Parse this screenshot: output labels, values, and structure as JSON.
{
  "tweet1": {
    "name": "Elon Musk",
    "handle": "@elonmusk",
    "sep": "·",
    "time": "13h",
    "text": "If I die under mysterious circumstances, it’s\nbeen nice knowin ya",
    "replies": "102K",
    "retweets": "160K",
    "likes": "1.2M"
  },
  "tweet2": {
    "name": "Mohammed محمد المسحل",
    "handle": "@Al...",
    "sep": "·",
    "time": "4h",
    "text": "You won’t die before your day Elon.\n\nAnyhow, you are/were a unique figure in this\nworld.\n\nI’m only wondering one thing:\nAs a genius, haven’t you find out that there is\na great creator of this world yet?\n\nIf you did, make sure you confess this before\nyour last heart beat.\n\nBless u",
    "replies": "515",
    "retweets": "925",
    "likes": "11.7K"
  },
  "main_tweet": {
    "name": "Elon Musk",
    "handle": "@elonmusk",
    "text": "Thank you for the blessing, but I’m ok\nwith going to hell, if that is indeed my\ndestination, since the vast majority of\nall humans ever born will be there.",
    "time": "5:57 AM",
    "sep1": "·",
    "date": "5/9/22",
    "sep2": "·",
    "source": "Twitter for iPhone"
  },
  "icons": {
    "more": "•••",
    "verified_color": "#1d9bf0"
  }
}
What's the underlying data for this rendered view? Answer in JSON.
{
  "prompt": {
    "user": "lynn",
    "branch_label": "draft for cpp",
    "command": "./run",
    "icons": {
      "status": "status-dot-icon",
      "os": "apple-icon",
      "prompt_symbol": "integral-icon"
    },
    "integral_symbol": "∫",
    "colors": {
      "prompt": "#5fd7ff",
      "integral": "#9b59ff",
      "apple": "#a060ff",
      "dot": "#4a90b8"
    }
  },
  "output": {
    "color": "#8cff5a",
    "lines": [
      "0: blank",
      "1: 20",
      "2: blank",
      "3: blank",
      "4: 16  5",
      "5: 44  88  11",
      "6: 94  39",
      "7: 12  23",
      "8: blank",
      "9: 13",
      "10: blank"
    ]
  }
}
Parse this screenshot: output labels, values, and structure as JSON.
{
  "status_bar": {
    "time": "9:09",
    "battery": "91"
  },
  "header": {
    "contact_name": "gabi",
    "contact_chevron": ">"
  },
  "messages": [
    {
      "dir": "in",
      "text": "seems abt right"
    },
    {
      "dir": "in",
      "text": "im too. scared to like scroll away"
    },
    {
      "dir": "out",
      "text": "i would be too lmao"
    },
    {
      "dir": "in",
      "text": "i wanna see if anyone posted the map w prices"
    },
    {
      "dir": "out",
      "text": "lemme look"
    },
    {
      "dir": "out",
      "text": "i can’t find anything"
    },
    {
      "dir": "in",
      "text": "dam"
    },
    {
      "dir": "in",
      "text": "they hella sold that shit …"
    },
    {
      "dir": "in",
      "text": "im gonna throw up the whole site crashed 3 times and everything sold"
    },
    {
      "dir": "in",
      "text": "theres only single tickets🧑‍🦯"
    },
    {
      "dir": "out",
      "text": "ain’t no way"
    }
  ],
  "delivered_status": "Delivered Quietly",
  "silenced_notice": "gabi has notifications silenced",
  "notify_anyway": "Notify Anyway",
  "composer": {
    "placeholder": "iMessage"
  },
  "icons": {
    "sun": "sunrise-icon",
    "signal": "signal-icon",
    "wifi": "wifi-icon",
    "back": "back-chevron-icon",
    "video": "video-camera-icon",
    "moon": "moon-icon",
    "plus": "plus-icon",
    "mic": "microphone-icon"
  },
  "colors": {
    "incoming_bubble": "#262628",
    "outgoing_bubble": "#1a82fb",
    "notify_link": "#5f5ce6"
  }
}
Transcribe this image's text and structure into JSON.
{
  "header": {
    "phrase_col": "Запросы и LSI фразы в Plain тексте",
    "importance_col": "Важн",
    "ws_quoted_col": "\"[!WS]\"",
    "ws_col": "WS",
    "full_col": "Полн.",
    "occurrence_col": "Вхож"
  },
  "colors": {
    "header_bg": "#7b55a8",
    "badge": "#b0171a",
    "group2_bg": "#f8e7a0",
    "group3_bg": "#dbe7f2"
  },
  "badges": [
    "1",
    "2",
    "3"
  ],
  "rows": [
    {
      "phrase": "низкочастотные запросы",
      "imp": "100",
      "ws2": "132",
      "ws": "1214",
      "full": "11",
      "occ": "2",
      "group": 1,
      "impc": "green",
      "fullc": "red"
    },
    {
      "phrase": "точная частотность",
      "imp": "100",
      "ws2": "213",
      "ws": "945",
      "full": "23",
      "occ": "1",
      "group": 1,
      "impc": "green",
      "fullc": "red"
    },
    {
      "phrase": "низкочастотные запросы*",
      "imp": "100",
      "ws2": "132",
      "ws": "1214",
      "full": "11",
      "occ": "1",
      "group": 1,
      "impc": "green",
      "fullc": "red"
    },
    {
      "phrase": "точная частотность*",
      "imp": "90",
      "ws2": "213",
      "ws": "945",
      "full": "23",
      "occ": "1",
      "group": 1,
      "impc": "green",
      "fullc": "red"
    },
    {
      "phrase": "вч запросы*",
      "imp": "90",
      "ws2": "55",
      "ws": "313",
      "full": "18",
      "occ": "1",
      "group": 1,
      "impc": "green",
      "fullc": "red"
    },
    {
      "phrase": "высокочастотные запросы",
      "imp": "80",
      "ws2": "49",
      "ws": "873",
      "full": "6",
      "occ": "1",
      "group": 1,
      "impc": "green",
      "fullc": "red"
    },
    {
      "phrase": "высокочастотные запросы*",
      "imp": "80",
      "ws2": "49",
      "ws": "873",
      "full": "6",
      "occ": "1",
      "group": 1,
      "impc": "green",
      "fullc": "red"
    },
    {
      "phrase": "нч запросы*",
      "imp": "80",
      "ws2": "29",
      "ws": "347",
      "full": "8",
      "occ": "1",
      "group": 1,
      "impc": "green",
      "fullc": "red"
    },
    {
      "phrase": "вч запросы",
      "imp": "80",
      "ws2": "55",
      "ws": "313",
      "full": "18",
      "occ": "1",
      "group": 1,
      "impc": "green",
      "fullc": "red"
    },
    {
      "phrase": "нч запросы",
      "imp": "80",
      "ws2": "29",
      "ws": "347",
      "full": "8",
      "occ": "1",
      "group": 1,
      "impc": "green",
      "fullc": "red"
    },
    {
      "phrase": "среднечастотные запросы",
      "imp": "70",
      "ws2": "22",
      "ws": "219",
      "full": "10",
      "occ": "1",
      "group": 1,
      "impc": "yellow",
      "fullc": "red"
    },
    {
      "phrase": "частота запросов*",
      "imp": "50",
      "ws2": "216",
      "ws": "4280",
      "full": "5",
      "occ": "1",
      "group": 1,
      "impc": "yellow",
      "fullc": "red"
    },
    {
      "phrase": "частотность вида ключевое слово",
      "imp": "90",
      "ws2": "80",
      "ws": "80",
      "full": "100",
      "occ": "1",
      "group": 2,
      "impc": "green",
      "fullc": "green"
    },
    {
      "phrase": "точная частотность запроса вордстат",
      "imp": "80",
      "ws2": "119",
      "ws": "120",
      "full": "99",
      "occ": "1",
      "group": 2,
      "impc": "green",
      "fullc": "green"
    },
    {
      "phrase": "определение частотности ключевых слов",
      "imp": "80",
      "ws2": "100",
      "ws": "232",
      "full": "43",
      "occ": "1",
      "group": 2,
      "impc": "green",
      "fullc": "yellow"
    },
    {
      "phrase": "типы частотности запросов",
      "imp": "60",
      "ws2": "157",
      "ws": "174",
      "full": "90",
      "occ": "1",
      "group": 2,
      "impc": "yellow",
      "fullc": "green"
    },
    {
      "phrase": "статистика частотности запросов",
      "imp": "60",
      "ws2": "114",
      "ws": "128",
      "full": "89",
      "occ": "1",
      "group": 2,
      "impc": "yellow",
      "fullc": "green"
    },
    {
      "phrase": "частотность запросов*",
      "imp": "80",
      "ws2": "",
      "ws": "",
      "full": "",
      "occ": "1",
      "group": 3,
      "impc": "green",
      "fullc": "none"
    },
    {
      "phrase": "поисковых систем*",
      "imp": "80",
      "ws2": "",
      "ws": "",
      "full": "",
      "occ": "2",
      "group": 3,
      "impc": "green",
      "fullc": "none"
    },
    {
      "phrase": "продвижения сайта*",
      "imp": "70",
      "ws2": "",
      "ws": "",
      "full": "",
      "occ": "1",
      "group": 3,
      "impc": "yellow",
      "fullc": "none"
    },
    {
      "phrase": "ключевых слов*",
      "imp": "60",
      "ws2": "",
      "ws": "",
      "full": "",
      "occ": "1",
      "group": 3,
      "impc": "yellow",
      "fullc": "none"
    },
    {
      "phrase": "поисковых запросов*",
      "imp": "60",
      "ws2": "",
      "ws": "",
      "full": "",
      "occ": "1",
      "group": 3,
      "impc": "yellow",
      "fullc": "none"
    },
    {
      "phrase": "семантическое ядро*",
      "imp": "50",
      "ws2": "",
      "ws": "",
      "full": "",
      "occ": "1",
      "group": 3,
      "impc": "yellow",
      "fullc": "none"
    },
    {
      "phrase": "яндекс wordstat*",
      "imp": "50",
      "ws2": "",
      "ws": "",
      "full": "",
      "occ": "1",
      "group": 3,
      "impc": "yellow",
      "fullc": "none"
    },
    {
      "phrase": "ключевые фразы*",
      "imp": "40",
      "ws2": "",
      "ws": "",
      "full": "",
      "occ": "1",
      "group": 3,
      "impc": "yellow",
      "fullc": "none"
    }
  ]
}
====================
Written request
Find every line above that contains the word "частотность", and return each one.

Problem solution
      "phrase": "точная частотность",
      "phrase": "точная частотность*",
      "phrase": "частотность вида ключевое слово",
      "phrase": "точная частотность запроса вордстат",
      "phrase": "частотность запросов*",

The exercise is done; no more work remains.